━━ EXTRACTED RECORDS ━━

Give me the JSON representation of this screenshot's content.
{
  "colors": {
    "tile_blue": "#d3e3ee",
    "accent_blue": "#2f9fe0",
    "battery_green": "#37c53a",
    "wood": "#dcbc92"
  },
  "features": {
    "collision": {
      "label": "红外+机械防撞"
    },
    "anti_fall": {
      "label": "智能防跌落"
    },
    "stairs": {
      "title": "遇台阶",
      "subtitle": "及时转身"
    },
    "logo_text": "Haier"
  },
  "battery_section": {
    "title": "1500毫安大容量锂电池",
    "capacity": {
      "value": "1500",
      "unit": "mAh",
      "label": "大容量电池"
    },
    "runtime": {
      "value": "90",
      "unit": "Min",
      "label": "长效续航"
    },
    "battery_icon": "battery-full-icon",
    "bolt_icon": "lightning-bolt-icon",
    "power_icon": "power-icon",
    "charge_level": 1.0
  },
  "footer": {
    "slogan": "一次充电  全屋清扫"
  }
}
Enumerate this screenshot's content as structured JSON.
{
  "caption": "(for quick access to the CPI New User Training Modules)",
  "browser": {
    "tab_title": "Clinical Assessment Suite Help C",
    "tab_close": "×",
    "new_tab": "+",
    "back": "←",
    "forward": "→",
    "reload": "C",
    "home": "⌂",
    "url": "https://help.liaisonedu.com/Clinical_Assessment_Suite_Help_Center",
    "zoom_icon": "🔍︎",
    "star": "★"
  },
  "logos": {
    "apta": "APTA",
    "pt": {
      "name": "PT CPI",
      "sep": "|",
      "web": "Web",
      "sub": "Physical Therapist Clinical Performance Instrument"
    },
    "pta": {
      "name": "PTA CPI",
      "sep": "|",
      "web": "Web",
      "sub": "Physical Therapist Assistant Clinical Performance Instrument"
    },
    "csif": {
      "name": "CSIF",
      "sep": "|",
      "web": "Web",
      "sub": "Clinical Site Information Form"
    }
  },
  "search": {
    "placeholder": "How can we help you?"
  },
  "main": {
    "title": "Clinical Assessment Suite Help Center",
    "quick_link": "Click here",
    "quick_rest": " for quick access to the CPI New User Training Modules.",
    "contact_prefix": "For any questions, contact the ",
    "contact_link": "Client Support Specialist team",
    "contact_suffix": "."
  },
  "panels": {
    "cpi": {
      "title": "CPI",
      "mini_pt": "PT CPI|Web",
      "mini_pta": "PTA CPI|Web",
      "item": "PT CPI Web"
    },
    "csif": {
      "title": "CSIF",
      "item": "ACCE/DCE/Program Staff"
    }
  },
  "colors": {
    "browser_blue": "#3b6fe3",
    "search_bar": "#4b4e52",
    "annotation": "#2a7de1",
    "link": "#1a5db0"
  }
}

━━━

_TASK STATEMENT_
Set down the listing in full, keeping every word exactly as it is.

_WORKED ANSWER_
Give me the JSON representation of this screenshot's content.
{
  "colors": {
    "tile_blue": "#d3e3ee",
    "accent_blue": "#2f9fe0",
    "battery_green": "#37c53a",
    "wood": "#dcbc92"
  },
  "features": {
    "collision": {
      "label": "红外+机械防撞"
    },
    "anti_fall": {
      "label": "智能防跌落"
    },
    "stairs": {
      "title": "遇台阶",
      "subtitle": "及时转身"
    },
    "logo_text": "Haier"
  },
  "battery_section": {
    "title": "1500毫安大容量锂电池",
    "capacity": {
      "value": "1500",
      "unit": "mAh",
      "label": "大容量电池"
    },
    "runtime": {
      "value": "90",
      "unit": "Min",
      "label": "长效续航"
    },
    "battery_icon": "battery-full-icon",
    "bolt_icon": "lightning-bolt-icon",
    "power_icon": "power-icon",
    "charge_level": 1.0
  },
  "footer": {
    "slogan": "一次充电  全屋清扫"
  }
}
Enumerate this screenshot's content as structured JSON.
{
  "caption": "(for quick access to the CPI New User Training Modules)",
  "browser": {
    "tab_title": "Clinical Assessment Suite Help C",
    "tab_close": "×",
    "new_tab": "+",
    "back": "←",
    "forward": "→",
    "reload": "C",
    "home": "⌂",
    "url": "https://help.liaisonedu.com/Clinical_Assessment_Suite_Help_Center",
    "zoom_icon": "🔍︎",
    "star": "★"
  },
  "logos": {
    "apta": "APTA",
    "pt": {
      "name": "PT CPI",
      "sep": "|",
      "web": "Web",
      "sub": "Physical Therapist Clinical Performance Instrument"
    },
    "pta": {
      "name": "PTA CPI",
      "sep": "|",
      "web": "Web",
      "sub": "Physical Therapist Assistant Clinical Performance Instrument"
    },
    "csif": {
      "name": "CSIF",
      "sep": "|",
      "web": "Web",
      "sub": "Clinical Site Information Form"
    }
  },
  "search": {
    "placeholder": "How can we help you?"
  },
  "main": {
    "title": "Clinical Assessment Suite Help Center",
    "quick_link": "Click here",
    "quick_rest": " for quick access to the CPI New User Training Modules.",
    "contact_prefix": "For any questions, contact the ",
    "contact_link": "Client Support Specialist team",
    "contact_suffix": "."
  },
  "panels": {
    "cpi": {
      "title": "CPI",
      "mini_pt": "PT CPI|Web",
      "mini_pta": "PTA CPI|Web",
      "item": "PT CPI Web"
    },
    "csif": {
      "title": "CSIF",
      "item": "ACCE/DCE/Program Staff"
    }
  },
  "colors": {
    "browser_blue": "#3b6fe3",
    "search_bar": "#4b4e52",
    "annotation": "#2a7de1",
    "link": "#1a5db0"
  }
}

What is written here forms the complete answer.